(Lines of data)
# # # # # # #

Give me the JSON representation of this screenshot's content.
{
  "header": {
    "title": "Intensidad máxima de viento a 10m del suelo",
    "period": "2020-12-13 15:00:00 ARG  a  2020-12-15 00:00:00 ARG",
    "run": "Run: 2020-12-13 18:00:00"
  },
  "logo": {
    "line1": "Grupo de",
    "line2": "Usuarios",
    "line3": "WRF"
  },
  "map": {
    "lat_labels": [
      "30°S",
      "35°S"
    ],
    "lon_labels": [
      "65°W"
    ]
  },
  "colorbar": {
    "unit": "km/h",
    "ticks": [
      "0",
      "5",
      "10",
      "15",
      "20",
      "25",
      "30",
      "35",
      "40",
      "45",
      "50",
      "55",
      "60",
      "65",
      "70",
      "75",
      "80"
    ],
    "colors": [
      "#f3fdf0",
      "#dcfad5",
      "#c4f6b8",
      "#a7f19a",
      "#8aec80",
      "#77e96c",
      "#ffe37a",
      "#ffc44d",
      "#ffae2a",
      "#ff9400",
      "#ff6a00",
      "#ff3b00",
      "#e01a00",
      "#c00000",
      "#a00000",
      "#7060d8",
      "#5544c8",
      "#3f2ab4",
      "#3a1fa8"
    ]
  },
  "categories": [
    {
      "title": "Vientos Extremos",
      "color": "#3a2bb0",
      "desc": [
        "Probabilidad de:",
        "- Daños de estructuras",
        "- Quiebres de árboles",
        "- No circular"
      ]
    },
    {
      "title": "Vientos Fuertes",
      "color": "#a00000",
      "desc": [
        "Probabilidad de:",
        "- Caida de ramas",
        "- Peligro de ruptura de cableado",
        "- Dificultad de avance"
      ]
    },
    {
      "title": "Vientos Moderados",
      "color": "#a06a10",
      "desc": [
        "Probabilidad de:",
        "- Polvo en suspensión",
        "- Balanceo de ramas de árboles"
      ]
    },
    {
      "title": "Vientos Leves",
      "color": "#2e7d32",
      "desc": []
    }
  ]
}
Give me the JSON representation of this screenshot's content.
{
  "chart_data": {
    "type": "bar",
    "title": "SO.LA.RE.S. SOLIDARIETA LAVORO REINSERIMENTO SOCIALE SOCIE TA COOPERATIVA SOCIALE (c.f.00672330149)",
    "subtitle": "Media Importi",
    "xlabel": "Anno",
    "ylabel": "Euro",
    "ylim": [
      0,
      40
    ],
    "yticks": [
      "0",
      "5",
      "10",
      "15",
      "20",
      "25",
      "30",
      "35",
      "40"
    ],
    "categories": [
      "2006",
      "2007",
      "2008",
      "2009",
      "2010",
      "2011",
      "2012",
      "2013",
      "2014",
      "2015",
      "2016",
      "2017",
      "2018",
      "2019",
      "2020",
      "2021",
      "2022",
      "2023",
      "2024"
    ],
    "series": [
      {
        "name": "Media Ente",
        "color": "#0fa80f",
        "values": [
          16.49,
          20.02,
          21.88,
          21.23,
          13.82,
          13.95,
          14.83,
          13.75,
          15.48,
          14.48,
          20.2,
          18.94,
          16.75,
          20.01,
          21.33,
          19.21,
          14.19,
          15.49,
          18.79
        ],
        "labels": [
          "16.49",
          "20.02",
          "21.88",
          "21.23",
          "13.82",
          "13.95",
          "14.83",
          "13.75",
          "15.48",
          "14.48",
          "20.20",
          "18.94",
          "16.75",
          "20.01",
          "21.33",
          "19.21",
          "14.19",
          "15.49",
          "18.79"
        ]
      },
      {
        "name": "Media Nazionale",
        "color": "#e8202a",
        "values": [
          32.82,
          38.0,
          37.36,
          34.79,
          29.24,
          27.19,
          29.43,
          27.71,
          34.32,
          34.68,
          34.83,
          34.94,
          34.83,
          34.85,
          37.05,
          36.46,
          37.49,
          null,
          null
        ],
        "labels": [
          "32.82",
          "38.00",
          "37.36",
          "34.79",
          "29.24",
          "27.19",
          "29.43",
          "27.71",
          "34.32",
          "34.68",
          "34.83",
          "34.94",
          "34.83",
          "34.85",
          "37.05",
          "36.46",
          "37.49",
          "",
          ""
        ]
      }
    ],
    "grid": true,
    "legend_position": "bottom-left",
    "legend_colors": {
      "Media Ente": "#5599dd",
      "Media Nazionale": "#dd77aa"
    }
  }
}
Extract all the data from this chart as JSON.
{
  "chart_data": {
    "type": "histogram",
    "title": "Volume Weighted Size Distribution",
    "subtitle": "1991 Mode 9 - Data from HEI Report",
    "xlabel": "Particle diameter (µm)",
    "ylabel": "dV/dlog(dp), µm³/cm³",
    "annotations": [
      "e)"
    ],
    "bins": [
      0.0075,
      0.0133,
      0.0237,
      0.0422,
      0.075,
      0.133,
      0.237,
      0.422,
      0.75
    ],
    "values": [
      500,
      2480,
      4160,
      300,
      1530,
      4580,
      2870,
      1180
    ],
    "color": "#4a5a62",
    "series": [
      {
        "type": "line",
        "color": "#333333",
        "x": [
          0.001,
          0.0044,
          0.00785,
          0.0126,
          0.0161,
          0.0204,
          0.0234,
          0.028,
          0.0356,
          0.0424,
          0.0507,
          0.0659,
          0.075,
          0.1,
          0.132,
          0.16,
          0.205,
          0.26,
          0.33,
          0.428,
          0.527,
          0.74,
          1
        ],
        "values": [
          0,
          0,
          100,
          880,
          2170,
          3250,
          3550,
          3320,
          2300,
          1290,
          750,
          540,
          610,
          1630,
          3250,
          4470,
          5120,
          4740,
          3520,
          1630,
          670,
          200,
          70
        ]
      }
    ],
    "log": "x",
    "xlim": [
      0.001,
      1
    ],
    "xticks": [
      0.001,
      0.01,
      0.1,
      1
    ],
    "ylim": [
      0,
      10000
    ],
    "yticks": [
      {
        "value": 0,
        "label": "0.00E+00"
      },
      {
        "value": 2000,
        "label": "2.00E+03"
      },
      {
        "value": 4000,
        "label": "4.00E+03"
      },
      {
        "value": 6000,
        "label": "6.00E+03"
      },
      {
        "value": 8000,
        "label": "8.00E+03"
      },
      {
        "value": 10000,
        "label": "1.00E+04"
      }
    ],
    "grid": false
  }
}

# # # # # # #

### Problem statement
Copy out the whole listing, exactly as written.

### Solution for this task
Give me the JSON representation of this screenshot's content.
{
  "header": {
    "title": "Intensidad máxima de viento a 10m del suelo",
    "period": "2020-12-13 15:00:00 ARG  a  2020-12-15 00:00:00 ARG",
    "run": "Run: 2020-12-13 18:00:00"
  },
  "logo": {
    "line1": "Grupo de",
    "line2": "Usuarios",
    "line3": "WRF"
  },
  "map": {
    "lat_labels": [
      "30°S",
      "35°S"
    ],
    "lon_labels": [
      "65°W"
    ]
  },
  "colorbar": {
    "unit": "km/h",
    "ticks": [
      "0",
      "5",
      "10",
      "15",
      "20",
      "25",
      "30",
      "35",
      "40",
      "45",
      "50",
      "55",
      "60",
      "65",
      "70",
      "75",
      "80"
    ],
    "colors": [
      "#f3fdf0",
      "#dcfad5",
      "#c4f6b8",
      "#a7f19a",
      "#8aec80",
      "#77e96c",
      "#ffe37a",
      "#ffc44d",
      "#ffae2a",
      "#ff9400",
      "#ff6a00",
      "#ff3b00",
      "#e01a00",
      "#c00000",
      "#a00000",
      "#7060d8",
      "#5544c8",
      "#3f2ab4",
      "#3a1fa8"
    ]
  },
  "categories": [
    {
      "title": "Vientos Extremos",
      "color": "#3a2bb0",
      "desc": [
        "Probabilidad de:",
        "- Daños de estructuras",
        "- Quiebres de árboles",
        "- No circular"
      ]
    },
    {
      "title": "Vientos Fuertes",
      "color": "#a00000",
      "desc": [
        "Probabilidad de:",
        "- Caida de ramas",
        "- Peligro de ruptura de cableado",
        "- Dificultad de avance"
      ]
    },
    {
      "title": "Vientos Moderados",
      "color": "#a06a10",
      "desc": [
        "Probabilidad de:",
        "- Polvo en suspensión",
        "- Balanceo de ramas de árboles"
      ]
    },
    {
      "title": "Vientos Leves",
      "color": "#2e7d32",
      "desc": []
    }
  ]
}
Give me the JSON representation of this screenshot's content.
{
  "chart_data": {
    "type": "bar",
    "title": "SO.LA.RE.S. SOLIDARIETA LAVORO REINSERIMENTO SOCIALE SOCIE TA COOPERATIVA SOCIALE (c.f.00672330149)",
    "subtitle": "Media Importi",
    "xlabel": "Anno",
    "ylabel": "Euro",
    "ylim": [
      0,
      40
    ],
    "yticks": [
      "0",
      "5",
      "10",
      "15",
      "20",
      "25",
      "30",
      "35",
      "40"
    ],
    "categories": [
      "2006",
      "2007",
      "2008",
      "2009",
      "2010",
      "2011",
      "2012",
      "2013",
      "2014",
      "2015",
      "2016",
      "2017",
      "2018",
      "2019",
      "2020",
      "2021",
      "2022",
      "2023",
      "2024"
    ],
    "series": [
      {
        "name": "Media Ente",
        "color": "#0fa80f",
        "values": [
          16.49,
          20.02,
          21.88,
          21.23,
          13.82,
          13.95,
          14.83,
          13.75,
          15.48,
          14.48,
          20.2,
          18.94,
          16.75,
          20.01,
          21.33,
          19.21,
          14.19,
          15.49,
          18.79
        ],
        "labels": [
          "16.49",
          "20.02",
          "21.88",
          "21.23",
          "13.82",
          "13.95",
          "14.83",
          "13.75",
          "15.48",
          "14.48",
          "20.20",
          "18.94",
          "16.75",
          "20.01",
          "21.33",
          "19.21",
          "14.19",
          "15.49",
          "18.79"
        ]
      },
      {
        "name": "Media Nazionale",
        "color": "#e8202a",
        "values": [
          32.82,
          38.0,
          37.36,
          34.79,
          29.24,
          27.19,
          29.43,
          27.71,
          34.32,
          34.68,
          34.83,
          34.94,
          34.83,
          34.85,
          37.05,
          36.46,
          37.49,
          null,
          null
        ],
        "labels": [
          "32.82",
          "38.00",
          "37.36",
          "34.79",
          "29.24",
          "27.19",
          "29.43",
          "27.71",
          "34.32",
          "34.68",
          "34.83",
          "34.94",
          "34.83",
          "34.85",
          "37.05",
          "36.46",
          "37.49",
          "",
          ""
        ]
      }
    ],
    "grid": true,
    "legend_position": "bottom-left",
    "legend_colors": {
      "Media Ente": "#5599dd",
      "Media Nazionale": "#dd77aa"
    }
  }
}
Extract all the data from this chart as JSON.
{
  "chart_data": {
    "type": "histogram",
    "title": "Volume Weighted Size Distribution",
    "subtitle": "1991 Mode 9 - Data from HEI Report",
    "xlabel": "Particle diameter (µm)",
    "ylabel": "dV/dlog(dp), µm³/cm³",
    "annotations": [
      "e)"
    ],
    "bins": [
      0.0075,
      0.0133,
      0.0237,
      0.0422,
      0.075,
      0.133,
      0.237,
      0.422,
      0.75
    ],
    "values": [
      500,
      2480,
      4160,
      300,
      1530,
      4580,
      2870,
      1180
    ],
    "color": "#4a5a62",
    "series": [
      {
        "type": "line",
        "color": "#333333",
        "x": [
          0.001,
          0.0044,
          0.00785,
          0.0126,
          0.0161,
          0.0204,
          0.0234,
          0.028,
          0.0356,
          0.0424,
          0.0507,
          0.0659,
          0.075,
          0.1,
          0.132,
          0.16,
          0.205,
          0.26,
          0.33,
          0.428,
          0.527,
          0.74,
          1
        ],
        "values": [
          0,
          0,
          100,
          880,
          2170,
          3250,
          3550,
          3320,
          2300,
          1290,
          750,
          540,
          610,
          1630,
          3250,
          4470,
          5120,
          4740,
          3520,
          1630,
          670,
          200,
          70
        ]
      }
    ],
    "log": "x",
    "xlim": [
      0.001,
      1
    ],
    "xticks": [
      0.001,
      0.01,
      0.1,
      1
    ],
    "ylim": [
      0,
      10000
    ],
    "yticks": [
      {
        "value": 0,
        "label": "0.00E+00"
      },
      {
        "value": 2000,
        "label": "2.00E+03"
      },
      {
        "value": 4000,
        "label": "4.00E+03"
      },
      {
        "value": 6000,
        "label": "6.00E+03"
      },
      {
        "value": 8000,
        "label": "8.00E+03"
      },
      {
        "value": 10000,
        "label": "1.00E+04"
      }
    ],
    "grid": false
  }
}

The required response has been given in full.